• **DATASET**
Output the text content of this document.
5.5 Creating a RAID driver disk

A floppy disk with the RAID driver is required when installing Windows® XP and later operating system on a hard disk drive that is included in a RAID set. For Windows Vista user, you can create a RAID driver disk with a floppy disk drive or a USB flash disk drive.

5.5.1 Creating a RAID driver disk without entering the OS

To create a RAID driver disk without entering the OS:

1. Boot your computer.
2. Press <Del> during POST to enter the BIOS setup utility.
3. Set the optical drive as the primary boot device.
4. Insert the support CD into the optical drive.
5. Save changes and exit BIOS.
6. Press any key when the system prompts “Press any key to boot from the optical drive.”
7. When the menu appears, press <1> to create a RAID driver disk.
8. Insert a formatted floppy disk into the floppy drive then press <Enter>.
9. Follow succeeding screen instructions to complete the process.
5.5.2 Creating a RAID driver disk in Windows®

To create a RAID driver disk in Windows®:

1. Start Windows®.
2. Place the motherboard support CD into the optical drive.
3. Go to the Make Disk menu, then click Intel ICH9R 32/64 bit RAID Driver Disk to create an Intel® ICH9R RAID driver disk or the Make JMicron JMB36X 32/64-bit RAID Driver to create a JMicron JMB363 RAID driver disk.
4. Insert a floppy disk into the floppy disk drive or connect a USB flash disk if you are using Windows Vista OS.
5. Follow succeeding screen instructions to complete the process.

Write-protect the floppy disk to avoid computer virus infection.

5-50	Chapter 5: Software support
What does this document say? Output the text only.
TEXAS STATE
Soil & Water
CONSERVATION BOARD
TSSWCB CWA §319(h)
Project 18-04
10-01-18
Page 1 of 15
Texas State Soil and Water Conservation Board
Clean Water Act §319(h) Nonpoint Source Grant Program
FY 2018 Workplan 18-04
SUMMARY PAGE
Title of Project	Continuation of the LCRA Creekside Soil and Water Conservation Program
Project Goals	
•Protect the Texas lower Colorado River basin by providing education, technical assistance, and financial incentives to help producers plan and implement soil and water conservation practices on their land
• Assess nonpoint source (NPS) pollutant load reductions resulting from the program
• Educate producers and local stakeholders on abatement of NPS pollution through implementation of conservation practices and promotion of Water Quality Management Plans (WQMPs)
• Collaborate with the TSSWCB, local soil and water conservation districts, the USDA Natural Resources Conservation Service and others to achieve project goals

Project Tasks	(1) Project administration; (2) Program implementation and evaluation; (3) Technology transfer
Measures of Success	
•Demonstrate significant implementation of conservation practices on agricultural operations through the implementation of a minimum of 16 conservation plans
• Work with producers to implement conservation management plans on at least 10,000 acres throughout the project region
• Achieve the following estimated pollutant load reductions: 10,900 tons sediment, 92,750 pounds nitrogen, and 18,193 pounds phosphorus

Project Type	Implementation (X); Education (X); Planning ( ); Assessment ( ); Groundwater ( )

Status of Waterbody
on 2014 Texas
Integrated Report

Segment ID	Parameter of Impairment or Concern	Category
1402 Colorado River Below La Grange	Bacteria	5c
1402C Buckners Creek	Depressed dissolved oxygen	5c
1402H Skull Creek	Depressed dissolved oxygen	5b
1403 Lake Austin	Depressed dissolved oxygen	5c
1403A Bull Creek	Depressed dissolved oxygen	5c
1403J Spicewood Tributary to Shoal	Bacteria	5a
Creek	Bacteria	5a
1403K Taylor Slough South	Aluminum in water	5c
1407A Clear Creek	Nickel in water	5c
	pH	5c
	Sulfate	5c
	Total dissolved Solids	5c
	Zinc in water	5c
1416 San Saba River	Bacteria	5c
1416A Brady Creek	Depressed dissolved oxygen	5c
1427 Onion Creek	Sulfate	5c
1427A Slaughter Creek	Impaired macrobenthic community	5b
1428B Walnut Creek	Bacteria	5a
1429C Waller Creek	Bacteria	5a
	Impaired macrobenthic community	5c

• **BRIEF**
Say how many lines in the entries above contain the string "process", offering no other words.

• **ANSWER BOX**
2